=== Requirement ===
Find the lines holding the word "року" and collect them.

=== Data excerpts ===
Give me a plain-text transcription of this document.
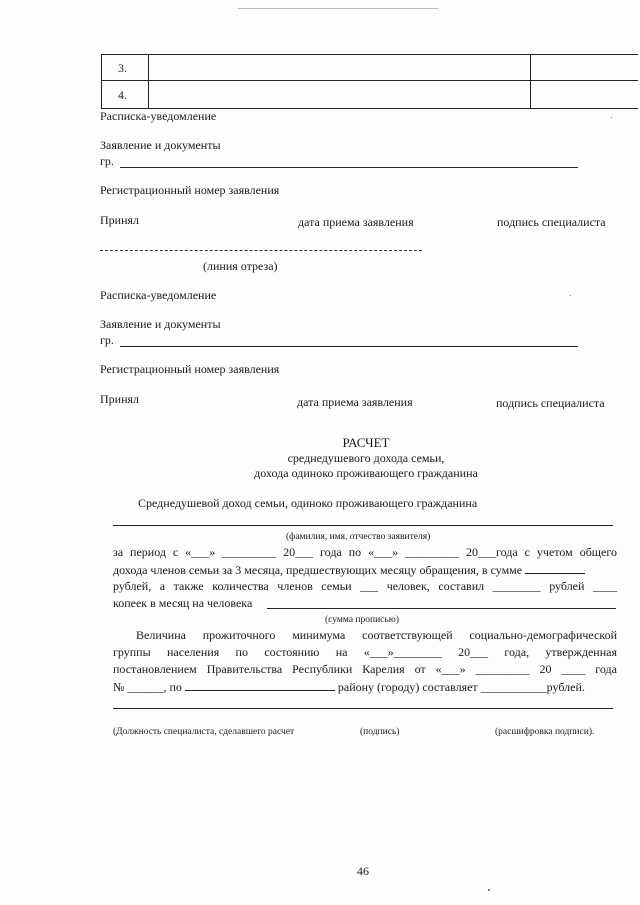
3.
4.
Расписка-уведомление
Заявление и документы
гр.
Регистрационный номер заявления
Принял	дата приема заявления	подпись специалиста
(линия отреза)
Расписка-уведомление
Заявление и документы
гр.
Регистрационный номер заявления
Принял	дата приема заявления	подпись специалиста
РАСЧЕТ
среднедушевого дохода семьи,
дохода одиноко проживающего гражданина
Среднедушевой доход семьи, одиноко проживающего гражданина
(фамилия, имя, отчество заявителя)
за период с «___» _________ 20___ года по «___» _________ 20___года с учетом общего
дохода членов семьи за 3 месяца, предшествующих месяцу обращения, в сумме
рублей, а также количества членов семьи ___ человек, составил ________ рублей ____
копеек в месяц на человека
(сумма прописью)
Величина прожиточного минимума соответствующей социально-демографической
группы населения по состоянию на «___»________ 20___ года, утвержденная
постановлением Правительства Республики Карелия от «___» _________ 20 ____ года
№ ______, по	району (городу) составляет ___________рублей.
(Должность специалиста, сделавшего расчет	(подпись)	(расшифровка подписи).
46
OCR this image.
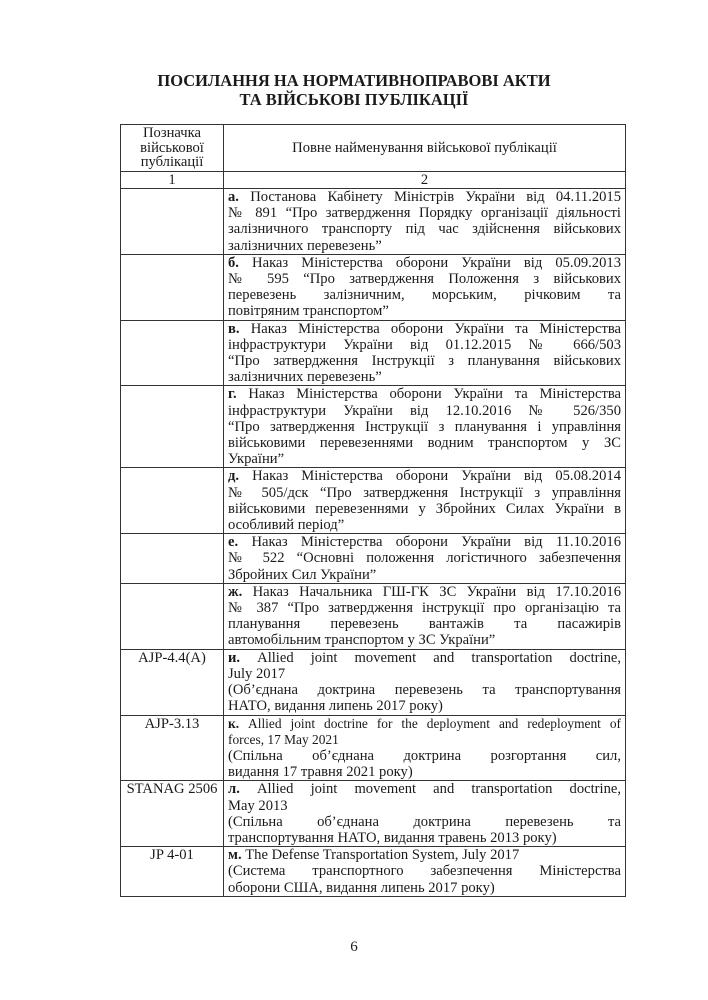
ПОСИЛАННЯ НА НОРМАТИВНОПРАВОВІ АКТИ
ТА ВІЙСЬКОВІ ПУБЛІКАЦІЇ
Позначка
військової
публікації	Повне найменування військової публікації
1	2

	а. Постанова Кабінету Міністрів України від 04.11.2015
№ 891 “Про затвердження Порядку організації діяльності
залізничного транспорту під час здійснення військових
залізничних перевезень”

	б. Наказ Міністерства оборони України від 05.09.2013
№ 595 “Про затвердження Положення з військових
перевезень залізничним, морським, річковим та
повітряним транспортом”

	в. Наказ Міністерства оборони України та Міністерства
інфраструктури України від 01.12.2015 № 666/503
“Про затвердження Інструкції з планування військових
залізничних перевезень”

	г. Наказ Міністерства оборони України та Міністерства
інфраструктури України від 12.10.2016 № 526/350
“Про затвердження Інструкції з планування і управління
військовими перевезеннями водним транспортом у ЗС
України”

	д. Наказ Міністерства оборони України від 05.08.2014
№ 505/дск “Про затвердження Інструкції з управління
військовими перевезеннями у Збройних Силах України в
особливий період”

	е. Наказ Міністерства оборони України від 11.10.2016
№ 522 “Основні положення логістичного забезпечення
Збройних Сил України”

	ж. Наказ Начальника ГШ-ГК ЗС України від 17.10.2016
№ 387 “Про затвердження інструкції про організацію та
планування перевезень вантажів та пасажирів
автомобільним транспортом у ЗС України”

AJP-4.4(A)	и. Allied joint movement and transportation doctrine,
July 2017
(Об’єднана доктрина перевезень та транспортування
НАТО, видання липень 2017 року)

AJP-3.13	к. Allied joint doctrine for the deployment and redeployment of
forces, 17 May 2021
(Спільна об’єднана доктрина розгортання сил,
видання 17 травня 2021 року)

STANAG 2506	л. Allied joint movement and transportation doctrine,
May 2013
(Спільна об’єднана доктрина перевезень та
транспортування НАТО, видання травень 2013 року)

JP 4-01	м. The Defense Transportation System, July 2017
(Система транспортного забезпечення Міністерства
оборони США, видання липень 2017 року)
6
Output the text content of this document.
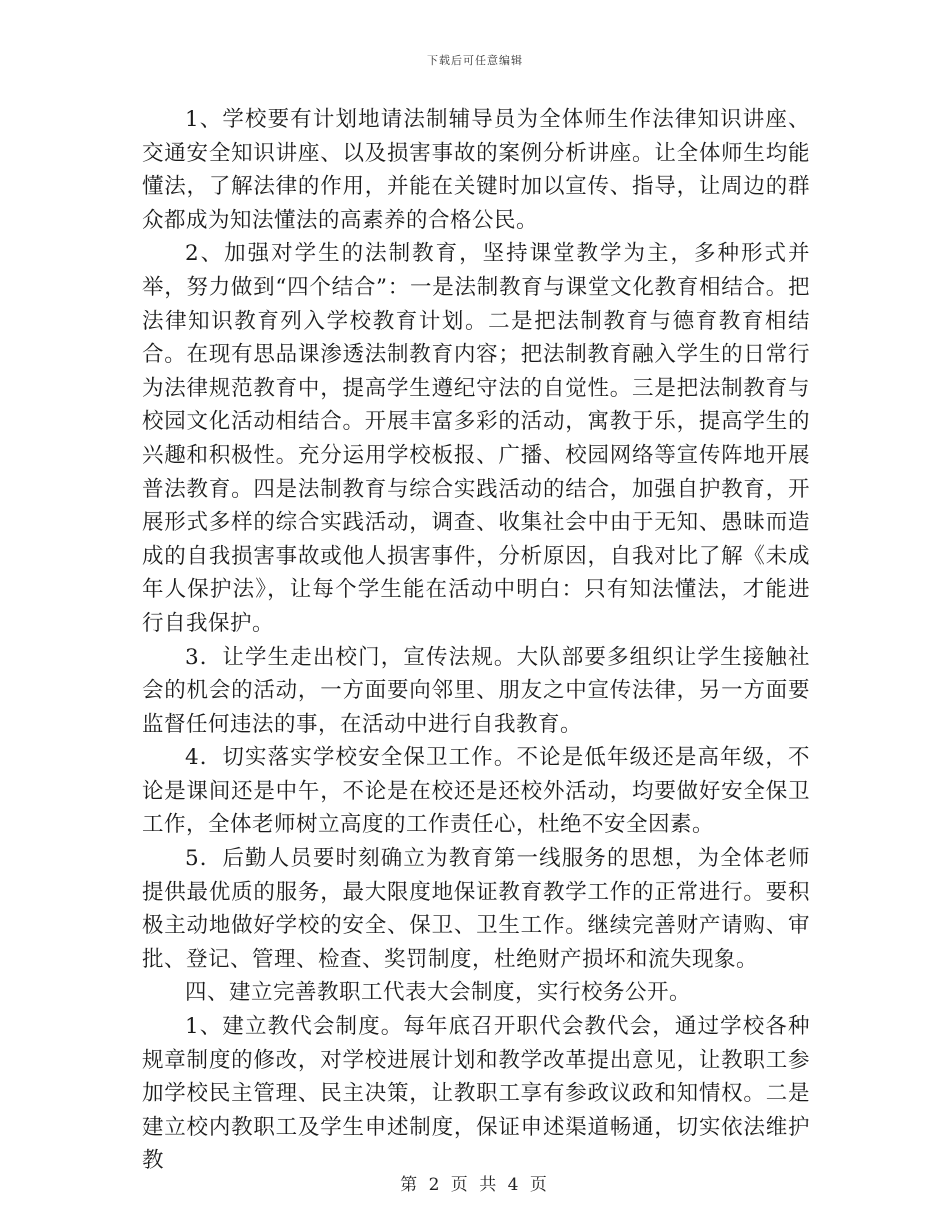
下载后可任意编辑

1、学校要有计划地请法制辅导员为全体师生作法律知识讲座、交通安全知识讲座、以及损害事故的案例分析讲座。让全体师生均能懂法，了解法律的作用，并能在关键时加以宣传、指导，让周边的群众都成为知法懂法的高素养的合格公民。

2、加强对学生的法制教育，坚持课堂教学为主，多种形式并举，努力做到“四个结合”：一是法制教育与课堂文化教育相结合。把法律知识教育列入学校教育计划。二是把法制教育与德育教育相结合。在现有思品课渗透法制教育内容；把法制教育融入学生的日常行为法律规范教育中，提高学生遵纪守法的自觉性。三是把法制教育与校园文化活动相结合。开展丰富多彩的活动，寓教于乐，提高学生的兴趣和积极性。充分运用学校板报、广播、校园网络等宣传阵地开展普法教育。四是法制教育与综合实践活动的结合，加强自护教育，开展形式多样的综合实践活动，调查、收集社会中由于无知、愚昧而造成的自我损害事故或他人损害事件，分析原因，自我对比了解《未成年人保护法》，让每个学生能在活动中明白：只有知法懂法，才能进行自我保护。

3．让学生走出校门，宣传法规。大队部要多组织让学生接触社会的机会的活动，一方面要向邻里、朋友之中宣传法律，另一方面要监督任何违法的事，在活动中进行自我教育。

4．切实落实学校安全保卫工作。不论是低年级还是高年级，不论是课间还是中午，不论是在校还是还校外活动，均要做好安全保卫工作，全体老师树立高度的工作责任心，杜绝不安全因素。

5．后勤人员要时刻确立为教育第一线服务的思想，为全体老师提供最优质的服务，最大限度地保证教育教学工作的正常进行。要积极主动地做好学校的安全、保卫、卫生工作。继续完善财产请购、审批、登记、管理、检查、奖罚制度，杜绝财产损坏和流失现象。

四、建立完善教职工代表大会制度，实行校务公开。

1、建立教代会制度。每年底召开职代会教代会，通过学校各种规章制度的修改，对学校进展计划和教学改革提出意见，让教职工参加学校民主管理、民主决策，让教职工享有参政议政和知情权。二是建立校内教职工及学生申述制度，保证申述渠道畅通，切实依法维护教

第 2 页 共 4 页
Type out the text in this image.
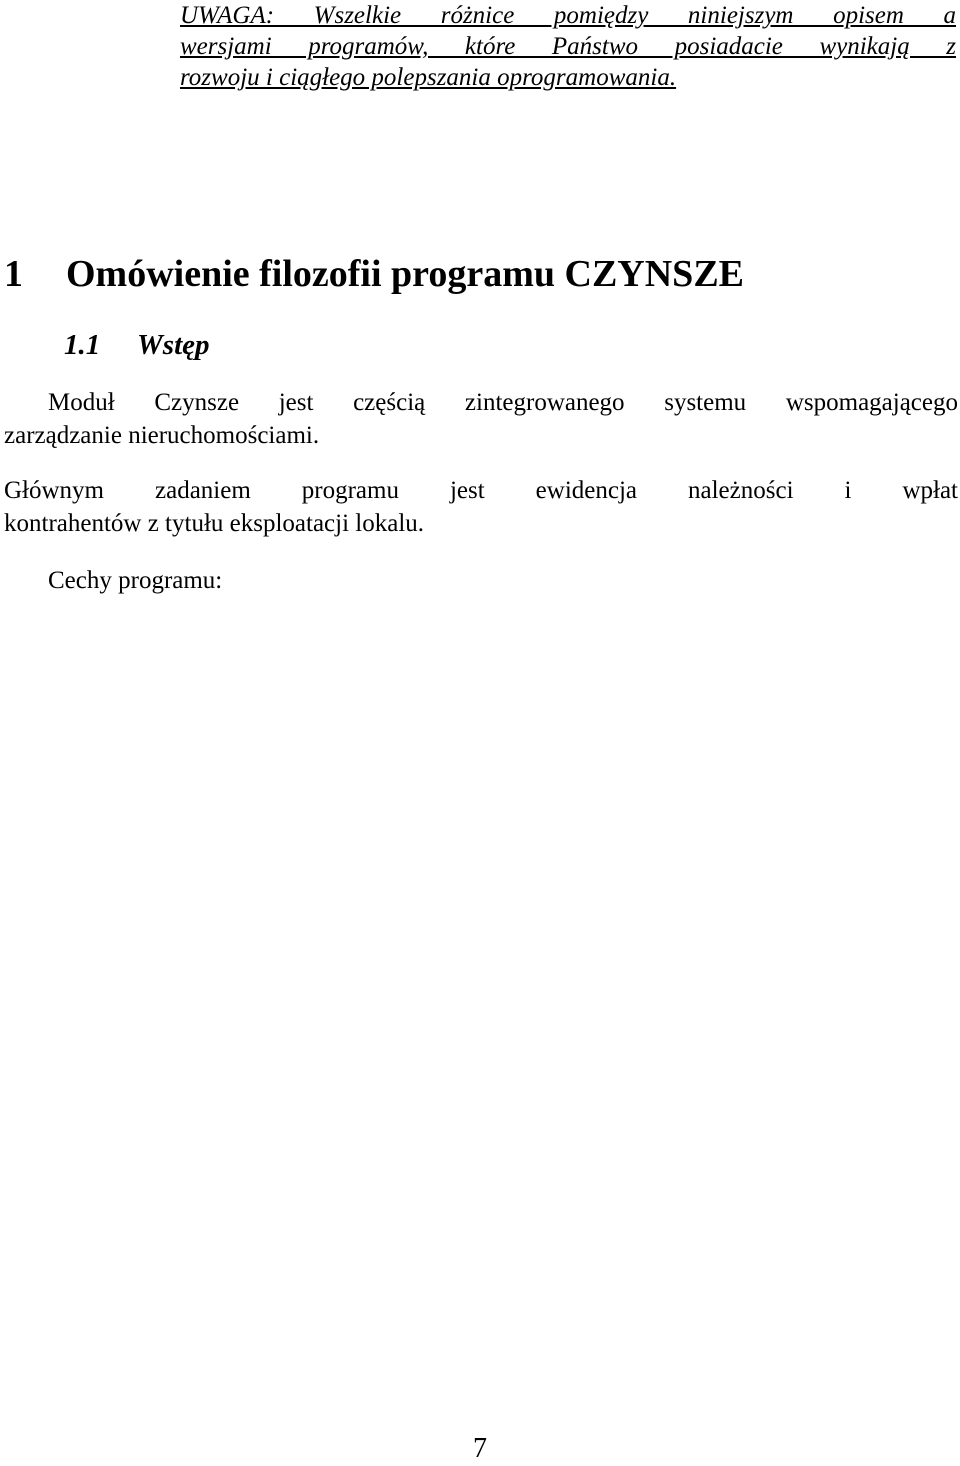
UWAGA: Wszelkie różnice pomiędzy niniejszym opisem a
wersjami programów, które Państwo posiadacie wynikają z
rozwoju i ciągłego polepszania oprogramowania.
1 Omówienie filozofii programu CZYNSZE
1.1 Wstęp
Moduł Czynsze jest częścią zintegrowanego systemu wspomagającego
zarządzanie nieruchomościami.
Głównym zadaniem programu jest ewidencja należności i wpłat
kontrahentów z tytułu eksploatacji lokalu.
Cechy programu:
7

=== Written answer ===
НАТО, видання липень 2017 року)
видання 17 травня 2021 року)
транспортування НАТО, видання травень 2013 року)
оборони США, видання липень 2017 року)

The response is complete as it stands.